== Provided data ==

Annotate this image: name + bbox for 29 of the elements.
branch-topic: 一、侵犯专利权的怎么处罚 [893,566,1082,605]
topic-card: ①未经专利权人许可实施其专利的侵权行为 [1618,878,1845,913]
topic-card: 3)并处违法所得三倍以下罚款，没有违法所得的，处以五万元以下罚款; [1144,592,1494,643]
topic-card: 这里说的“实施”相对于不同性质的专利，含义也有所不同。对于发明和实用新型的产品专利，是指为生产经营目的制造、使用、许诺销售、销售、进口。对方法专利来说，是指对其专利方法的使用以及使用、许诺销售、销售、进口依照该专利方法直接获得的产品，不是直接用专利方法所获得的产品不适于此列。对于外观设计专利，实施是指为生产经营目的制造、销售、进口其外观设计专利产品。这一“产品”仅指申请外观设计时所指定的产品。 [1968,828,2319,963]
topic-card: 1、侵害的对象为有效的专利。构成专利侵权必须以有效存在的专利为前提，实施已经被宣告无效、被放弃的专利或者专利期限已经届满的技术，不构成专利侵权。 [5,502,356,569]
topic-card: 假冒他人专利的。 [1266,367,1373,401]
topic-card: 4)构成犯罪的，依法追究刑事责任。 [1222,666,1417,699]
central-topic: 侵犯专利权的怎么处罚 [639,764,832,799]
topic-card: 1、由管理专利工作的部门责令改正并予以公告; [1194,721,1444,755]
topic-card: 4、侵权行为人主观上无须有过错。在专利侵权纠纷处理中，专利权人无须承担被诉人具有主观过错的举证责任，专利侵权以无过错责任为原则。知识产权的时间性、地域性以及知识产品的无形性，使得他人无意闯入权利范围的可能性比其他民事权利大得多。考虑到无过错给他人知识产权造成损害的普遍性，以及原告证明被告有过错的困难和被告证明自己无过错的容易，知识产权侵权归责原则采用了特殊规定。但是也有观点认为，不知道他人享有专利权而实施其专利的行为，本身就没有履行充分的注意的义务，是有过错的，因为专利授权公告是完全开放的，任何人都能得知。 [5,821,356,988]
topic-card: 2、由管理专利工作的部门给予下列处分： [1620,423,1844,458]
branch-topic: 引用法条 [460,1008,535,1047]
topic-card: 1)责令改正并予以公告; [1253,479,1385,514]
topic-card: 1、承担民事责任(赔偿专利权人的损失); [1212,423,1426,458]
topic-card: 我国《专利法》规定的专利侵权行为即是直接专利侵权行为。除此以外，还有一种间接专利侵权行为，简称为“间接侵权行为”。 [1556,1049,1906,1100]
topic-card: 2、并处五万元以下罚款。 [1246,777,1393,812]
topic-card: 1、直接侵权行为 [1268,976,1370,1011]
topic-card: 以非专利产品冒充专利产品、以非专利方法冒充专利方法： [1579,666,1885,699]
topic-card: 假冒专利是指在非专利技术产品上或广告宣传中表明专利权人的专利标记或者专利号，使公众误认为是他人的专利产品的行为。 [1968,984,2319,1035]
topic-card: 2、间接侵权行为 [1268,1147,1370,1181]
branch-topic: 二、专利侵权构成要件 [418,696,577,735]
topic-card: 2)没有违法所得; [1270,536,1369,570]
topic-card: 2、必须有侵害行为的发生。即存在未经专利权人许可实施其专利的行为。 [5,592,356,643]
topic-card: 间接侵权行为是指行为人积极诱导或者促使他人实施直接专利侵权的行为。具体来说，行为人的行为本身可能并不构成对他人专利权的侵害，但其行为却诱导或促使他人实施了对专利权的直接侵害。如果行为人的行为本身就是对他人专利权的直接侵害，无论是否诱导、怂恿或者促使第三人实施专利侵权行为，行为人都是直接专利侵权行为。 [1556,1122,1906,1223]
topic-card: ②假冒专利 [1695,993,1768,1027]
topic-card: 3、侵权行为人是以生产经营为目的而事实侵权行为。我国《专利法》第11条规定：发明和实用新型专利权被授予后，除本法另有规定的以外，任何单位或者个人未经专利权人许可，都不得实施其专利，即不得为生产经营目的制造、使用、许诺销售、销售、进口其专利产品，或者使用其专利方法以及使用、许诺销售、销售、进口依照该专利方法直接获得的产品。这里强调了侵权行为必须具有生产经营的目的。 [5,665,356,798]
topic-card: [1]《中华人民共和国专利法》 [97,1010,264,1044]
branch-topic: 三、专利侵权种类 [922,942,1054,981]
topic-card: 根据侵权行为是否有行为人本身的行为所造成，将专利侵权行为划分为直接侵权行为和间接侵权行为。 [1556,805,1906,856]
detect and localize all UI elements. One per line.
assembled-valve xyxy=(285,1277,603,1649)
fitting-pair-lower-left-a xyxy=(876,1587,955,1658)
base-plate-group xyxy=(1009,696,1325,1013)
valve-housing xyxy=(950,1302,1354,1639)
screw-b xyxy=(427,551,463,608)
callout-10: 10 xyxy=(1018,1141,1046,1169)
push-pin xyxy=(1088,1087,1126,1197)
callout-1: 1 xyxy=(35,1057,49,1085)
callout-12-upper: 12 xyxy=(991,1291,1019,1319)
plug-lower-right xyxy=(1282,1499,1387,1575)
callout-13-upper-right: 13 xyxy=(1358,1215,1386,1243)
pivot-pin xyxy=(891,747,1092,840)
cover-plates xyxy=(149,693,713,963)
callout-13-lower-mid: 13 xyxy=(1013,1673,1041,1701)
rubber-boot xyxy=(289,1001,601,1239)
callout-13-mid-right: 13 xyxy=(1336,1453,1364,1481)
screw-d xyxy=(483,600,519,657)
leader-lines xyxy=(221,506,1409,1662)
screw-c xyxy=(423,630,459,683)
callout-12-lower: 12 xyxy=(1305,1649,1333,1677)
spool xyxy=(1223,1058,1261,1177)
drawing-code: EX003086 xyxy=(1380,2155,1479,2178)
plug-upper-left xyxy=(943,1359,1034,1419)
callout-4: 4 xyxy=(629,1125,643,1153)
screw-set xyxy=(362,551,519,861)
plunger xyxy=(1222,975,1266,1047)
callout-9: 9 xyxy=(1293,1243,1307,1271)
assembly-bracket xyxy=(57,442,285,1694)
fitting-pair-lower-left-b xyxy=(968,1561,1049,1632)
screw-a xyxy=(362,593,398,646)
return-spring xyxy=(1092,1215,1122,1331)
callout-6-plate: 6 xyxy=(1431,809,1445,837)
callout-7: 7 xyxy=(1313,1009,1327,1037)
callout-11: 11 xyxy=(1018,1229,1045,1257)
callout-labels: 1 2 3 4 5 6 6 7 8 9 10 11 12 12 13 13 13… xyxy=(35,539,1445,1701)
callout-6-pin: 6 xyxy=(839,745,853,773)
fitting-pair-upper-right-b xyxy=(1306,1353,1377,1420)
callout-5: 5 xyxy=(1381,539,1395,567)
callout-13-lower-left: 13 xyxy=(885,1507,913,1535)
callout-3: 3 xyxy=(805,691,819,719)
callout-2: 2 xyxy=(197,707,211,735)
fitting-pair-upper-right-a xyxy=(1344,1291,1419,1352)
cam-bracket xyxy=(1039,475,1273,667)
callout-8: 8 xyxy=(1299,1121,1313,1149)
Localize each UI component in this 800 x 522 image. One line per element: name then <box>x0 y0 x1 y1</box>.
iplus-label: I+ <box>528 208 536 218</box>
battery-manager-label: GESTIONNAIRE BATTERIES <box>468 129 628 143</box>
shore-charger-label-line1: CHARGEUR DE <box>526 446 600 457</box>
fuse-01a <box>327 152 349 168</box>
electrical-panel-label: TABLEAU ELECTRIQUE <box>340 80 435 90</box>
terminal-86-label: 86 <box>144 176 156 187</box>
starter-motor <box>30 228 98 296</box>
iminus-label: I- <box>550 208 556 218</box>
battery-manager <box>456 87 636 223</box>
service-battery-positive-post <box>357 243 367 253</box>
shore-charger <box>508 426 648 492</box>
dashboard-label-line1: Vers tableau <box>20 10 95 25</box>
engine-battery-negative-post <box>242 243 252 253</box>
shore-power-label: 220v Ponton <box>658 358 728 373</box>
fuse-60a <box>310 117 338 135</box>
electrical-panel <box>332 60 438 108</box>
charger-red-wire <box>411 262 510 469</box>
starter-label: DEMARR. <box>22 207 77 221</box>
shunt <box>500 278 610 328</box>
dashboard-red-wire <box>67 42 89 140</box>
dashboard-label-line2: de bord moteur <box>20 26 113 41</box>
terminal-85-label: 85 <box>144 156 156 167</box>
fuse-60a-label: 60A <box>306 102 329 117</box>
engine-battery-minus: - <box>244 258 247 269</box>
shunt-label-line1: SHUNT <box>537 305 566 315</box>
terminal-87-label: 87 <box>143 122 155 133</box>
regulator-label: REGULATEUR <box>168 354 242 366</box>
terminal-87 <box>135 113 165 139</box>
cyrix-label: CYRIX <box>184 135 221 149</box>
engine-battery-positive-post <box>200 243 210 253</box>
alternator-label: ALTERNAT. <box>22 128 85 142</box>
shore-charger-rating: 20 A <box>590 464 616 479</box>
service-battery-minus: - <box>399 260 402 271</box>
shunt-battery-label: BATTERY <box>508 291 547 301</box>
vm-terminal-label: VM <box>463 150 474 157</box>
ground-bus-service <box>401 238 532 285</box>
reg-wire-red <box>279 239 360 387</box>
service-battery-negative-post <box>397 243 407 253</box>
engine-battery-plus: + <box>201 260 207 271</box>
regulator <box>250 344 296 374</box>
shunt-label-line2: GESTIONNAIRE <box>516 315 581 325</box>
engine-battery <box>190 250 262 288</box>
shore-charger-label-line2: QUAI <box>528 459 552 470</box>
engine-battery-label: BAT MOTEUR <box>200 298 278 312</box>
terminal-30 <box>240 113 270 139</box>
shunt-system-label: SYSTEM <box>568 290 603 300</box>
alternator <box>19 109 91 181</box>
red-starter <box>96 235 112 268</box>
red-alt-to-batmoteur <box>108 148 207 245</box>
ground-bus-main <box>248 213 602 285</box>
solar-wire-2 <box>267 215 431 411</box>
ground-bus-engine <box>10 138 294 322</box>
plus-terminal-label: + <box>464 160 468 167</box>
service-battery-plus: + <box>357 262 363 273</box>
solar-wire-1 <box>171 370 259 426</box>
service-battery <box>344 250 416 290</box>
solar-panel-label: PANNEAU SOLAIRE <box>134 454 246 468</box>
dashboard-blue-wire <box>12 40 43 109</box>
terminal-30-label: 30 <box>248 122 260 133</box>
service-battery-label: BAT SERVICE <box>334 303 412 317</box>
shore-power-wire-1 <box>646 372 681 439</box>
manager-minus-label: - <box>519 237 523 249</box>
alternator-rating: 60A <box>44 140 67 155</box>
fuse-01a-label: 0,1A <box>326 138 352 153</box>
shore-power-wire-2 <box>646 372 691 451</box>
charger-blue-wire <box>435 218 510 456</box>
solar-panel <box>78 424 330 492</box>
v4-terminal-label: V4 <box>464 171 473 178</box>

===

_Problem statement_:
Can you copy out the listing verbatim, starting at its first line and ending at the line that contains "topic-card: 2)没有违法所得; [1270,536,1369,570]", with both of those lines included?

_Answer below_:
Annotate this image: name + bbox for 29 of the elements.
branch-topic: 一、侵犯专利权的怎么处罚 [893,566,1082,605]
topic-card: ①未经专利权人许可实施其专利的侵权行为 [1618,878,1845,913]
topic-card: 3)并处违法所得三倍以下罚款，没有违法所得的，处以五万元以下罚款; [1144,592,1494,643]
topic-card: 这里说的“实施”相对于不同性质的专利，含义也有所不同。对于发明和实用新型的产品专利，是指为生产经营目的制造、使用、许诺销售、销售、进口。对方法专利来说，是指对其专利方法的使用以及使用、许诺销售、销售、进口依照该专利方法直接获得的产品，不是直接用专利方法所获得的产品不适于此列。对于外观设计专利，实施是指为生产经营目的制造、销售、进口其外观设计专利产品。这一“产品”仅指申请外观设计时所指定的产品。 [1968,828,2319,963]
topic-card: 1、侵害的对象为有效的专利。构成专利侵权必须以有效存在的专利为前提，实施已经被宣告无效、被放弃的专利或者专利期限已经届满的技术，不构成专利侵权。 [5,502,356,569]
topic-card: 假冒他人专利的。 [1266,367,1373,401]
topic-card: 4)构成犯罪的，依法追究刑事责任。 [1222,666,1417,699]
central-topic: 侵犯专利权的怎么处罚 [639,764,832,799]
topic-card: 1、由管理专利工作的部门责令改正并予以公告; [1194,721,1444,755]
topic-card: 4、侵权行为人主观上无须有过错。在专利侵权纠纷处理中，专利权人无须承担被诉人具有主观过错的举证责任，专利侵权以无过错责任为原则。知识产权的时间性、地域性以及知识产品的无形性，使得他人无意闯入权利范围的可能性比其他民事权利大得多。考虑到无过错给他人知识产权造成损害的普遍性，以及原告证明被告有过错的困难和被告证明自己无过错的容易，知识产权侵权归责原则采用了特殊规定。但是也有观点认为，不知道他人享有专利权而实施其专利的行为，本身就没有履行充分的注意的义务，是有过错的，因为专利授权公告是完全开放的，任何人都能得知。 [5,821,356,988]
topic-card: 2、由管理专利工作的部门给予下列处分： [1620,423,1844,458]
branch-topic: 引用法条 [460,1008,535,1047]
topic-card: 1)责令改正并予以公告; [1253,479,1385,514]
topic-card: 1、承担民事责任(赔偿专利权人的损失); [1212,423,1426,458]
topic-card: 我国《专利法》规定的专利侵权行为即是直接专利侵权行为。除此以外，还有一种间接专利侵权行为，简称为“间接侵权行为”。 [1556,1049,1906,1100]
topic-card: 2、并处五万元以下罚款。 [1246,777,1393,812]
topic-card: 1、直接侵权行为 [1268,976,1370,1011]
topic-card: 以非专利产品冒充专利产品、以非专利方法冒充专利方法： [1579,666,1885,699]
topic-card: 假冒专利是指在非专利技术产品上或广告宣传中表明专利权人的专利标记或者专利号，使公众误认为是他人的专利产品的行为。 [1968,984,2319,1035]
topic-card: 2、间接侵权行为 [1268,1147,1370,1181]
branch-topic: 二、专利侵权构成要件 [418,696,577,735]
topic-card: 2)没有违法所得; [1270,536,1369,570]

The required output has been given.